### Data rows
------------------------------------------------------------------------

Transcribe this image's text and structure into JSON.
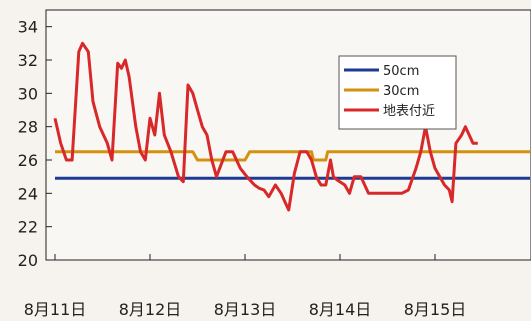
{
  "chart_data": {
    "type": "line",
    "title": "",
    "xlabel": "",
    "ylabel": "",
    "ylim": [
      20,
      35
    ],
    "xlim": [
      0,
      5
    ],
    "y_ticks": [
      20,
      22,
      24,
      26,
      28,
      30,
      32,
      34
    ],
    "x_ticks": [
      {
        "label": "8月11日",
        "x": 0
      },
      {
        "label": "8月12日",
        "x": 1
      },
      {
        "label": "8月13日",
        "x": 2
      },
      {
        "label": "8月14日",
        "x": 3
      },
      {
        "label": "8月15日",
        "x": 4
      }
    ],
    "grid": false,
    "legend_position": "top-right",
    "series": [
      {
        "name": "50cm",
        "color": "#1f3a93",
        "points": [
          [
            0,
            24.9
          ],
          [
            5,
            24.9
          ]
        ]
      },
      {
        "name": "30cm",
        "color": "#d4900f",
        "points": [
          [
            0,
            26.5
          ],
          [
            1.45,
            26.5
          ],
          [
            1.5,
            26.0
          ],
          [
            2.0,
            26.0
          ],
          [
            2.05,
            26.5
          ],
          [
            2.7,
            26.5
          ],
          [
            2.72,
            26.0
          ],
          [
            2.85,
            26.0
          ],
          [
            2.87,
            26.5
          ],
          [
            5,
            26.5
          ]
        ]
      },
      {
        "name": "地表付近",
        "color": "#d8282a",
        "points": [
          [
            0.0,
            28.5
          ],
          [
            0.06,
            27.0
          ],
          [
            0.12,
            26.0
          ],
          [
            0.18,
            26.0
          ],
          [
            0.25,
            32.5
          ],
          [
            0.29,
            33.0
          ],
          [
            0.35,
            32.5
          ],
          [
            0.4,
            29.5
          ],
          [
            0.47,
            28.0
          ],
          [
            0.55,
            27.0
          ],
          [
            0.6,
            26.0
          ],
          [
            0.66,
            31.8
          ],
          [
            0.7,
            31.5
          ],
          [
            0.74,
            32.0
          ],
          [
            0.78,
            31.0
          ],
          [
            0.85,
            28.0
          ],
          [
            0.9,
            26.5
          ],
          [
            0.95,
            26.0
          ],
          [
            1.0,
            28.5
          ],
          [
            1.05,
            27.5
          ],
          [
            1.1,
            30.0
          ],
          [
            1.15,
            27.5
          ],
          [
            1.22,
            26.5
          ],
          [
            1.3,
            25.0
          ],
          [
            1.35,
            24.7
          ],
          [
            1.4,
            30.5
          ],
          [
            1.45,
            30.0
          ],
          [
            1.5,
            29.0
          ],
          [
            1.55,
            28.0
          ],
          [
            1.6,
            27.5
          ],
          [
            1.65,
            26.0
          ],
          [
            1.7,
            25.0
          ],
          [
            1.8,
            26.5
          ],
          [
            1.87,
            26.5
          ],
          [
            1.95,
            25.5
          ],
          [
            2.02,
            25.0
          ],
          [
            2.1,
            24.5
          ],
          [
            2.15,
            24.3
          ],
          [
            2.2,
            24.2
          ],
          [
            2.25,
            23.8
          ],
          [
            2.32,
            24.5
          ],
          [
            2.38,
            24.0
          ],
          [
            2.42,
            23.5
          ],
          [
            2.46,
            23.0
          ],
          [
            2.52,
            25.2
          ],
          [
            2.58,
            26.5
          ],
          [
            2.65,
            26.5
          ],
          [
            2.7,
            26.0
          ],
          [
            2.75,
            25.0
          ],
          [
            2.8,
            24.5
          ],
          [
            2.85,
            24.5
          ],
          [
            2.9,
            26.0
          ],
          [
            2.93,
            25.0
          ],
          [
            2.97,
            24.8
          ],
          [
            3.05,
            24.5
          ],
          [
            3.1,
            24.0
          ],
          [
            3.15,
            25.0
          ],
          [
            3.22,
            25.0
          ],
          [
            3.3,
            24.0
          ],
          [
            3.35,
            24.0
          ],
          [
            3.45,
            24.0
          ],
          [
            3.55,
            24.0
          ],
          [
            3.65,
            24.0
          ],
          [
            3.72,
            24.2
          ],
          [
            3.8,
            25.5
          ],
          [
            3.85,
            26.5
          ],
          [
            3.9,
            28.0
          ],
          [
            3.95,
            26.5
          ],
          [
            4.0,
            25.5
          ],
          [
            4.05,
            25.0
          ],
          [
            4.1,
            24.5
          ],
          [
            4.15,
            24.2
          ],
          [
            4.18,
            23.5
          ],
          [
            4.22,
            27.0
          ],
          [
            4.28,
            27.5
          ],
          [
            4.32,
            28.0
          ],
          [
            4.36,
            27.5
          ],
          [
            4.4,
            27.0
          ],
          [
            4.45,
            27.0
          ]
        ]
      }
    ]
  }
}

------------------------------------------------------------------------

### What you have to do
The records above must be transcribed exactly. Pictures are left out of the copy.

### Reply to the exercise
Transcribe this image's text and structure into JSON.
{
  "chart_data": {
    "type": "line",
    "title": "",
    "xlabel": "",
    "ylabel": "",
    "ylim": [
      20,
      35
    ],
    "xlim": [
      0,
      5
    ],
    "y_ticks": [
      20,
      22,
      24,
      26,
      28,
      30,
      32,
      34
    ],
    "x_ticks": [
      {
        "label": "8月11日",
        "x": 0
      },
      {
        "label": "8月12日",
        "x": 1
      },
      {
        "label": "8月13日",
        "x": 2
      },
      {
        "label": "8月14日",
        "x": 3
      },
      {
        "label": "8月15日",
        "x": 4
      }
    ],
    "grid": false,
    "legend_position": "top-right",
    "series": [
      {
        "name": "50cm",
        "color": "#1f3a93",
        "points": [
          [
            0,
            24.9
          ],
          [
            5,
            24.9
          ]
        ]
      },
      {
        "name": "30cm",
        "color": "#d4900f",
        "points": [
          [
            0,
            26.5
          ],
          [
            1.45,
            26.5
          ],
          [
            1.5,
            26.0
          ],
          [
            2.0,
            26.0
          ],
          [
            2.05,
            26.5
          ],
          [
            2.7,
            26.5
          ],
          [
            2.72,
            26.0
          ],
          [
            2.85,
            26.0
          ],
          [
            2.87,
            26.5
          ],
          [
            5,
            26.5
          ]
        ]
      },
      {
        "name": "地表付近",
        "color": "#d8282a",
        "points": [
          [
            0.0,
            28.5
          ],
          [
            0.06,
            27.0
          ],
          [
            0.12,
            26.0
          ],
          [
            0.18,
            26.0
          ],
          [
            0.25,
            32.5
          ],
          [
            0.29,
            33.0
          ],
          [
            0.35,
            32.5
          ],
          [
            0.4,
            29.5
          ],
          [
            0.47,
            28.0
          ],
          [
            0.55,
            27.0
          ],
          [
            0.6,
            26.0
          ],
          [
            0.66,
            31.8
          ],
          [
            0.7,
            31.5
          ],
          [
            0.74,
            32.0
          ],
          [
            0.78,
            31.0
          ],
          [
            0.85,
            28.0
          ],
          [
            0.9,
            26.5
          ],
          [
            0.95,
            26.0
          ],
          [
            1.0,
            28.5
          ],
          [
            1.05,
            27.5
          ],
          [
            1.1,
            30.0
          ],
          [
            1.15,
            27.5
          ],
          [
            1.22,
            26.5
          ],
          [
            1.3,
            25.0
          ],
          [
            1.35,
            24.7
          ],
          [
            1.4,
            30.5
          ],
          [
            1.45,
            30.0
          ],
          [
            1.5,
            29.0
          ],
          [
            1.55,
            28.0
          ],
          [
            1.6,
            27.5
          ],
          [
            1.65,
            26.0
          ],
          [
            1.7,
            25.0
          ],
          [
            1.8,
            26.5
          ],
          [
            1.87,
            26.5
          ],
          [
            1.95,
            25.5
          ],
          [
            2.02,
            25.0
          ],
          [
            2.1,
            24.5
          ],
          [
            2.15,
            24.3
          ],
          [
            2.2,
            24.2
          ],
          [
            2.25,
            23.8
          ],
          [
            2.32,
            24.5
          ],
          [
            2.38,
            24.0
          ],
          [
            2.42,
            23.5
          ],
          [
            2.46,
            23.0
          ],
          [
            2.52,
            25.2
          ],
          [
            2.58,
            26.5
          ],
          [
            2.65,
            26.5
          ],
          [
            2.7,
            26.0
          ],
          [
            2.75,
            25.0
          ],
          [
            2.8,
            24.5
          ],
          [
            2.85,
            24.5
          ],
          [
            2.9,
            26.0
          ],
          [
            2.93,
            25.0
          ],
          [
            2.97,
            24.8
          ],
          [
            3.05,
            24.5
          ],
          [
            3.1,
            24.0
          ],
          [
            3.15,
            25.0
          ],
          [
            3.22,
            25.0
          ],
          [
            3.3,
            24.0
          ],
          [
            3.35,
            24.0
          ],
          [
            3.45,
            24.0
          ],
          [
            3.55,
            24.0
          ],
          [
            3.65,
            24.0
          ],
          [
            3.72,
            24.2
          ],
          [
            3.8,
            25.5
          ],
          [
            3.85,
            26.5
          ],
          [
            3.9,
            28.0
          ],
          [
            3.95,
            26.5
          ],
          [
            4.0,
            25.5
          ],
          [
            4.05,
            25.0
          ],
          [
            4.1,
            24.5
          ],
          [
            4.15,
            24.2
          ],
          [
            4.18,
            23.5
          ],
          [
            4.22,
            27.0
          ],
          [
            4.28,
            27.5
          ],
          [
            4.32,
            28.0
          ],
          [
            4.36,
            27.5
          ],
          [
            4.4,
            27.0
          ],
          [
            4.45,
            27.0
          ]
        ]
      }
    ]
  }
}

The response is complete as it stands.